▶ Written exercise: Print all the entries verbatim.

--- start Material ---

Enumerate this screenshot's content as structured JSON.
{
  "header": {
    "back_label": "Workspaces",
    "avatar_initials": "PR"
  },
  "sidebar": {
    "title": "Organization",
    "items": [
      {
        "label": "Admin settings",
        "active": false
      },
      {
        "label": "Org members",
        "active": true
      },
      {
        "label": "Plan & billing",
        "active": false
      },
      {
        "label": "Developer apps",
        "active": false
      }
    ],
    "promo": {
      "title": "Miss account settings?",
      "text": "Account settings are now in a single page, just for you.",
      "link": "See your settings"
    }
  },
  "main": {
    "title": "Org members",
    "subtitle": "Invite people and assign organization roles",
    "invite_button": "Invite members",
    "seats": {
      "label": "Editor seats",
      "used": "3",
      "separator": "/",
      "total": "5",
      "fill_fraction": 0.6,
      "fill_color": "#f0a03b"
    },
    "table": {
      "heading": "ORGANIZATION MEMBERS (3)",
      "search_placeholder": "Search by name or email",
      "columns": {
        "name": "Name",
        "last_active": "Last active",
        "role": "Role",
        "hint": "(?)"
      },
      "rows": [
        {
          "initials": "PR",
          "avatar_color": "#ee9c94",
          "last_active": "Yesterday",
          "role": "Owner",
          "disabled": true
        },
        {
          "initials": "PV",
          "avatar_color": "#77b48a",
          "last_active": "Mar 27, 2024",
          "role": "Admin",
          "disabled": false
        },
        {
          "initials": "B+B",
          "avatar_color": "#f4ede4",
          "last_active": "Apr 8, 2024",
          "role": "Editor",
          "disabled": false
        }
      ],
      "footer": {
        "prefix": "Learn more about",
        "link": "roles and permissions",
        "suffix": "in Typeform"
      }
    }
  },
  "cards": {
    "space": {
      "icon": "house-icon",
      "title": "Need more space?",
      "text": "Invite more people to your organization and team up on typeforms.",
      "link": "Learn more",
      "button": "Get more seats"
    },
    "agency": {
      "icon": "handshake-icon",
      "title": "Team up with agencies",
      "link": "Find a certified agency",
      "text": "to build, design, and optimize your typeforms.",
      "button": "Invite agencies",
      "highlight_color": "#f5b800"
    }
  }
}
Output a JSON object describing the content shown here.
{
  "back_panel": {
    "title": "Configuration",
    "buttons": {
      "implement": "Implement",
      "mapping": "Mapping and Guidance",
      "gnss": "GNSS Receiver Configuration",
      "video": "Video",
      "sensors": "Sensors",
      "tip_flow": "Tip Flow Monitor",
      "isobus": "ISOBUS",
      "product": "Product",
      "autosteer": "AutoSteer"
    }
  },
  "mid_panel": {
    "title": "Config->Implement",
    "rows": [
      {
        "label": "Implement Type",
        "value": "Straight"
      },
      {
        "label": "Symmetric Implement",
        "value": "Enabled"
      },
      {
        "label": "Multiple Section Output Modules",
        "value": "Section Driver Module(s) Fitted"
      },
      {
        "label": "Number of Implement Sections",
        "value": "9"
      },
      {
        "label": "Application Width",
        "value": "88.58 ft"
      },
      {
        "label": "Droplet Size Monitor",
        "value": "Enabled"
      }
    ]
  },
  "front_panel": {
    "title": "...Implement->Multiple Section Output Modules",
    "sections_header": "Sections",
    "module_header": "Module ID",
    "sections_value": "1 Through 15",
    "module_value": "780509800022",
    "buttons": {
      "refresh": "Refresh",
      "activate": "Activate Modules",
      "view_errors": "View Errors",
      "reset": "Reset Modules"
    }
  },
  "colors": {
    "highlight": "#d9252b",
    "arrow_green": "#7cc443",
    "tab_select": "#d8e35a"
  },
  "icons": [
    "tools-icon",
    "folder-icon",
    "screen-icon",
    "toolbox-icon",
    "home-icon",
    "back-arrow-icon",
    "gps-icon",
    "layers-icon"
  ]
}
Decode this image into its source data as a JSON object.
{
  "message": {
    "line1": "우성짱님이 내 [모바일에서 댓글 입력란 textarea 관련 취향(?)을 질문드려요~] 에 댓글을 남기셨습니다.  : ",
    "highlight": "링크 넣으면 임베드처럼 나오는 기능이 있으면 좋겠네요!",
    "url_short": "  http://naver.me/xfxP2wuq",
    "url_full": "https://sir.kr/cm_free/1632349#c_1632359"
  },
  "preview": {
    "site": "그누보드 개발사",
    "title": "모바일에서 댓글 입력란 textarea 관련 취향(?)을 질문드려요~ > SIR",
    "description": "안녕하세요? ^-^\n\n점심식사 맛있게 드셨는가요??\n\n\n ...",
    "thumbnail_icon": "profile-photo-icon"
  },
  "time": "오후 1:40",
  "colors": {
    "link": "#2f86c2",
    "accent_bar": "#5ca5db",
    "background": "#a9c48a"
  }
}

--- end Material ---

▶ Solution to this problem:
Enumerate this screenshot's content as structured JSON.
{
  "header": {
    "back_label": "Workspaces",
    "avatar_initials": "PR"
  },
  "sidebar": {
    "title": "Organization",
    "items": [
      {
        "label": "Admin settings",
        "active": false
      },
      {
        "label": "Org members",
        "active": true
      },
      {
        "label": "Plan & billing",
        "active": false
      },
      {
        "label": "Developer apps",
        "active": false
      }
    ],
    "promo": {
      "title": "Miss account settings?",
      "text": "Account settings are now in a single page, just for you.",
      "link": "See your settings"
    }
  },
  "main": {
    "title": "Org members",
    "subtitle": "Invite people and assign organization roles",
    "invite_button": "Invite members",
    "seats": {
      "label": "Editor seats",
      "used": "3",
      "separator": "/",
      "total": "5",
      "fill_fraction": 0.6,
      "fill_color": "#f0a03b"
    },
    "table": {
      "heading": "ORGANIZATION MEMBERS (3)",
      "search_placeholder": "Search by name or email",
      "columns": {
        "name": "Name",
        "last_active": "Last active",
        "role": "Role",
        "hint": "(?)"
      },
      "rows": [
        {
          "initials": "PR",
          "avatar_color": "#ee9c94",
          "last_active": "Yesterday",
          "role": "Owner",
          "disabled": true
        },
        {
          "initials": "PV",
          "avatar_color": "#77b48a",
          "last_active": "Mar 27, 2024",
          "role": "Admin",
          "disabled": false
        },
        {
          "initials": "B+B",
          "avatar_color": "#f4ede4",
          "last_active": "Apr 8, 2024",
          "role": "Editor",
          "disabled": false
        }
      ],
      "footer": {
        "prefix": "Learn more about",
        "link": "roles and permissions",
        "suffix": "in Typeform"
      }
    }
  },
  "cards": {
    "space": {
      "icon": "house-icon",
      "title": "Need more space?",
      "text": "Invite more people to your organization and team up on typeforms.",
      "link": "Learn more",
      "button": "Get more seats"
    },
    "agency": {
      "icon": "handshake-icon",
      "title": "Team up with agencies",
      "link": "Find a certified agency",
      "text": "to build, design, and optimize your typeforms.",
      "button": "Invite agencies",
      "highlight_color": "#f5b800"
    }
  }
}
Output a JSON object describing the content shown here.
{
  "back_panel": {
    "title": "Configuration",
    "buttons": {
      "implement": "Implement",
      "mapping": "Mapping and Guidance",
      "gnss": "GNSS Receiver Configuration",
      "video": "Video",
      "sensors": "Sensors",
      "tip_flow": "Tip Flow Monitor",
      "isobus": "ISOBUS",
      "product": "Product",
      "autosteer": "AutoSteer"
    }
  },
  "mid_panel": {
    "title": "Config->Implement",
    "rows": [
      {
        "label": "Implement Type",
        "value": "Straight"
      },
      {
        "label": "Symmetric Implement",
        "value": "Enabled"
      },
      {
        "label": "Multiple Section Output Modules",
        "value": "Section Driver Module(s) Fitted"
      },
      {
        "label": "Number of Implement Sections",
        "value": "9"
      },
      {
        "label": "Application Width",
        "value": "88.58 ft"
      },
      {
        "label": "Droplet Size Monitor",
        "value": "Enabled"
      }
    ]
  },
  "front_panel": {
    "title": "...Implement->Multiple Section Output Modules",
    "sections_header": "Sections",
    "module_header": "Module ID",
    "sections_value": "1 Through 15",
    "module_value": "780509800022",
    "buttons": {
      "refresh": "Refresh",
      "activate": "Activate Modules",
      "view_errors": "View Errors",
      "reset": "Reset Modules"
    }
  },
  "colors": {
    "highlight": "#d9252b",
    "arrow_green": "#7cc443",
    "tab_select": "#d8e35a"
  },
  "icons": [
    "tools-icon",
    "folder-icon",
    "screen-icon",
    "toolbox-icon",
    "home-icon",
    "back-arrow-icon",
    "gps-icon",
    "layers-icon"
  ]
}
Decode this image into its source data as a JSON object.
{
  "message": {
    "line1": "우성짱님이 내 [모바일에서 댓글 입력란 textarea 관련 취향(?)을 질문드려요~] 에 댓글을 남기셨습니다.  : ",
    "highlight": "링크 넣으면 임베드처럼 나오는 기능이 있으면 좋겠네요!",
    "url_short": "  http://naver.me/xfxP2wuq",
    "url_full": "https://sir.kr/cm_free/1632349#c_1632359"
  },
  "preview": {
    "site": "그누보드 개발사",
    "title": "모바일에서 댓글 입력란 textarea 관련 취향(?)을 질문드려요~ > SIR",
    "description": "안녕하세요? ^-^\n\n점심식사 맛있게 드셨는가요??\n\n\n ...",
    "thumbnail_icon": "profile-photo-icon"
  },
  "time": "오후 1:40",
  "colors": {
    "link": "#2f86c2",
    "accent_bar": "#5ca5db",
    "background": "#a9c48a"
  }
}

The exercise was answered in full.